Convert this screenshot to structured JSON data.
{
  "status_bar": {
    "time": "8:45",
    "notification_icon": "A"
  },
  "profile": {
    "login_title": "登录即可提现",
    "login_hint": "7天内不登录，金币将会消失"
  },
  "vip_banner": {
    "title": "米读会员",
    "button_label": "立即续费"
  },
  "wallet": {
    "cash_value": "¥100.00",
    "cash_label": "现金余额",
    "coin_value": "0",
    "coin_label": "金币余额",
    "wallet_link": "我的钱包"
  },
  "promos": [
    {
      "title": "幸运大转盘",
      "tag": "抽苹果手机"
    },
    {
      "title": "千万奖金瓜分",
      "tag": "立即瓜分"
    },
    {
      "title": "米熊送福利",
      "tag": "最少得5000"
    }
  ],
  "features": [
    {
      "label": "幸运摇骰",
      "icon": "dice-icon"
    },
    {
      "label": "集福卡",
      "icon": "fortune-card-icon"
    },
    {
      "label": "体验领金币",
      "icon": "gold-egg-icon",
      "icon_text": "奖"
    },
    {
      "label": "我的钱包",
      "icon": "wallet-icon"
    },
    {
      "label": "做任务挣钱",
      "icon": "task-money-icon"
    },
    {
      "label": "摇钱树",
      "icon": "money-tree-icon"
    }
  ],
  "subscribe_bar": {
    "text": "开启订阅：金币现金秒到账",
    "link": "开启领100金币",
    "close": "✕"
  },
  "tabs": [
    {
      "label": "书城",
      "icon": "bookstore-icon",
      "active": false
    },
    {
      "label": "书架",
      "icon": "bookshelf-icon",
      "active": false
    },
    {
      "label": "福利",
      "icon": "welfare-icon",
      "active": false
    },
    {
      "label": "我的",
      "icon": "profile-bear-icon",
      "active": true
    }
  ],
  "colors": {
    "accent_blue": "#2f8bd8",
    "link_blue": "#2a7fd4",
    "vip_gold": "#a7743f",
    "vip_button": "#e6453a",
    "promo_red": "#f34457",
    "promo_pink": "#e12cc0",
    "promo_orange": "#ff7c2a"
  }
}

• **Description of the task**: Send back each record exactly as it stands.

• **Right answer**:
Convert this screenshot to structured JSON data.
{
  "status_bar": {
    "time": "8:45",
    "notification_icon": "A"
  },
  "profile": {
    "login_title": "登录即可提现",
    "login_hint": "7天内不登录，金币将会消失"
  },
  "vip_banner": {
    "title": "米读会员",
    "button_label": "立即续费"
  },
  "wallet": {
    "cash_value": "¥100.00",
    "cash_label": "现金余额",
    "coin_value": "0",
    "coin_label": "金币余额",
    "wallet_link": "我的钱包"
  },
  "promos": [
    {
      "title": "幸运大转盘",
      "tag": "抽苹果手机"
    },
    {
      "title": "千万奖金瓜分",
      "tag": "立即瓜分"
    },
    {
      "title": "米熊送福利",
      "tag": "最少得5000"
    }
  ],
  "features": [
    {
      "label": "幸运摇骰",
      "icon": "dice-icon"
    },
    {
      "label": "集福卡",
      "icon": "fortune-card-icon"
    },
    {
      "label": "体验领金币",
      "icon": "gold-egg-icon",
      "icon_text": "奖"
    },
    {
      "label": "我的钱包",
      "icon": "wallet-icon"
    },
    {
      "label": "做任务挣钱",
      "icon": "task-money-icon"
    },
    {
      "label": "摇钱树",
      "icon": "money-tree-icon"
    }
  ],
  "subscribe_bar": {
    "text": "开启订阅：金币现金秒到账",
    "link": "开启领100金币",
    "close": "✕"
  },
  "tabs": [
    {
      "label": "书城",
      "icon": "bookstore-icon",
      "active": false
    },
    {
      "label": "书架",
      "icon": "bookshelf-icon",
      "active": false
    },
    {
      "label": "福利",
      "icon": "welfare-icon",
      "active": false
    },
    {
      "label": "我的",
      "icon": "profile-bear-icon",
      "active": true
    }
  ],
  "colors": {
    "accent_blue": "#2f8bd8",
    "link_blue": "#2a7fd4",
    "vip_gold": "#a7743f",
    "vip_button": "#e6453a",
    "promo_red": "#f34457",
    "promo_pink": "#e12cc0",
    "promo_orange": "#ff7c2a"
  }
}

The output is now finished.